• READING TEXT:
Table of Contents Author Guidelines Submit a Manuscript
Journal of Biomedicine and Biotechnology
Volume 2012, Article ID 815186, 9 pages
Research Article

The Effects of Chronic Ingestion of Mercuric Chloride on Fertility and Testosterone Levels in Male Sprague Dawley Rats

1Department Biomedical Sciences, College of Veterinary Medicine, Nursing and Allied Health, Tuskegee University, Tuskegee, AL 36088, USA
2Department of Anatomy, Physiology and Pharmacology, College of Veterinary Medicine, Auburn University, Auburn, AL 36049, USA

Received 21 March 2012; Accepted 6 May 2012

Academic Editor: João B. T. Rocha

Copyright © 2012 John C. Heath et al. This is an open access article distributed under the Creative Commons Attribution License, which permits unrestricted use, distribution, and reproduction in any medium, provided the original work is properly cited.

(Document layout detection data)
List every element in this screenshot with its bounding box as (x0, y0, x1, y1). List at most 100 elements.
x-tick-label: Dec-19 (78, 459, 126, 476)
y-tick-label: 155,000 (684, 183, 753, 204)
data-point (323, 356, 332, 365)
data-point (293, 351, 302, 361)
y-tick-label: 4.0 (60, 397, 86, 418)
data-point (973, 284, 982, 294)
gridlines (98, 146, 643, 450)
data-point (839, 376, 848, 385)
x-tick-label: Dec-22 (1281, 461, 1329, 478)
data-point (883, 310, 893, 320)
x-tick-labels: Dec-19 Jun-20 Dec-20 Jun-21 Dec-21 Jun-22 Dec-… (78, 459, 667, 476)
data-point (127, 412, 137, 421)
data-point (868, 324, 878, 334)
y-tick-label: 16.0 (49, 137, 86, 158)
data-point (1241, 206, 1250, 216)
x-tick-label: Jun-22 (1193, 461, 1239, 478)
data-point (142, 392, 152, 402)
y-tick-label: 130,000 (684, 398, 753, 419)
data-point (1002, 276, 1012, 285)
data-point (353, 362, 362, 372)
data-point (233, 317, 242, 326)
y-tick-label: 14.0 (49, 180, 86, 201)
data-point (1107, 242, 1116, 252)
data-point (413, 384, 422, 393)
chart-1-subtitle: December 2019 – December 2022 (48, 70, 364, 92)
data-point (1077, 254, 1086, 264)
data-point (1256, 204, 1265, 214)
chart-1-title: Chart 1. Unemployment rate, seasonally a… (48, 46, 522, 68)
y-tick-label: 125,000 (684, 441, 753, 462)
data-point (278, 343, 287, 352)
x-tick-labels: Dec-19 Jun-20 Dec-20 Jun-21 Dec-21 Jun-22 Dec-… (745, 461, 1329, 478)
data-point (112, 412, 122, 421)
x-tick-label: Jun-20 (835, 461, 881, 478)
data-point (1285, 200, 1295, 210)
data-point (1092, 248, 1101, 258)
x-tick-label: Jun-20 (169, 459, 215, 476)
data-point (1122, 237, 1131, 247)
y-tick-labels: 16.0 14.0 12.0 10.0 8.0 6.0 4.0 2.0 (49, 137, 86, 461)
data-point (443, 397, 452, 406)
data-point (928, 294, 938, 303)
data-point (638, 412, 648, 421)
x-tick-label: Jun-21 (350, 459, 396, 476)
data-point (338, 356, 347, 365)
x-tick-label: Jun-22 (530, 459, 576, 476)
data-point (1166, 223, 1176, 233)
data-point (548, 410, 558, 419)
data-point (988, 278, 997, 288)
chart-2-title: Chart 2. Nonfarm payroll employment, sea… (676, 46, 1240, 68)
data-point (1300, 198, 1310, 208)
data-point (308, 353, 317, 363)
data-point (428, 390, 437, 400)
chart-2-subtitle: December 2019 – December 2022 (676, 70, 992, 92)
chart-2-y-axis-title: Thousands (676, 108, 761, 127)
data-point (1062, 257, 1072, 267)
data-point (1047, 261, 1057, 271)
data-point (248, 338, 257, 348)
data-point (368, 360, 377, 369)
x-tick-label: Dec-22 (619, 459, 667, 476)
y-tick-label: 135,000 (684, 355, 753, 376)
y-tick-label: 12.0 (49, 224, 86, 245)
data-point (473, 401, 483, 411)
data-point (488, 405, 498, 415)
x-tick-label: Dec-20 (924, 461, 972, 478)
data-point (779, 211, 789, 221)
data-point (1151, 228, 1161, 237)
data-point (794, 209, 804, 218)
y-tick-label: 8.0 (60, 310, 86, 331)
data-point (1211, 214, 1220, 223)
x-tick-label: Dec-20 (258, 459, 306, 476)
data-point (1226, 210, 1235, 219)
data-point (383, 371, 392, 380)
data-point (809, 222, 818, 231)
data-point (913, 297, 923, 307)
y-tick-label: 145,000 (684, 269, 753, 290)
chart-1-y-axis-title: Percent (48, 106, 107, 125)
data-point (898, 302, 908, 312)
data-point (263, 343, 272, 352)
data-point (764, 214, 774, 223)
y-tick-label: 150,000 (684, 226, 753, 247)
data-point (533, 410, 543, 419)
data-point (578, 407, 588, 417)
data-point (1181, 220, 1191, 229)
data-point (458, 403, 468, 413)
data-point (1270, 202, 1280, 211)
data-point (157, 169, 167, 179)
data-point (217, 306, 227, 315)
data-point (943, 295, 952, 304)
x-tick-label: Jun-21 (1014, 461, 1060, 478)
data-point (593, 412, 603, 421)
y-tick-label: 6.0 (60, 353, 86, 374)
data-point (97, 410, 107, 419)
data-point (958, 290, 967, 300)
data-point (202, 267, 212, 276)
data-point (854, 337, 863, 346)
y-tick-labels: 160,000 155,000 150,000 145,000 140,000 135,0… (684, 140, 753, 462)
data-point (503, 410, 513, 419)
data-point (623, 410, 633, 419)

• WHAT TO DO:
1 > Answer these questions using the article header on mercuric chloride and rat fertility:
(a) In which journal does the article appear?
(b) On what date was the article accepted?
(c) Who is named as the academic editor?
2 > Write out the part of the article header on mercuric chloride and rat fertility that starts with "Academic Editor: João" and goes on through "is properly cited.".
3 > Extend the article header on mercuric chloride and rat fertility, continuing from where it stops.

• ANSWERS TO THE EXERCISE:
1 >
(a) Journal of Biomedicine and Biotechnology
(b) 6 May 2012
(c) João B. T. Rocha

2 >
Academic Editor: João B. T. Rocha

Copyright © 2012 John C. Heath et al. This is an open access article distributed under the Creative Commons Attribution License, which permits unrestricted use, distribution, and reproduction in any medium, provided the original work is properly cited.

3 >
Although male infertility is well researched, the effects of inorganic mercury on male reproduction and fertility are less well known. Studies pertaining to mercury and male fertility identified reduced concentration of testosterone in the serum of male workers, a toxic influence on fertility of organic mercury compounds within concentrations at the workplace, and increased days to pregnancy. We evaluated the effect of chronic mercuric chloride (HgCl2) exposure in male rats on reproductive endpoints. Thirty-day old male Sprague Dawley rats ( 𝑛 = 3 1 ) were exposed to 0.0, 1.0, or 2.0 mg/kg/day of HgCl2 via gavage. After 60 days exposure, they were housed with nonexposed females for 21 days. A survivor analysis revealed the exposed animals took longer to impregnate the females and had a lower rate of impregnation. Further statistical analysis revealed a lower correlation between testicular testosterone levels and days to impregnate, and also lower sperm counts in the epididymis head and body of the exposed males. The results indicate that HgCl2 exposure had significant adverse effects on male rat reproduction endpoints including fertility at a dose that was not clinically toxic.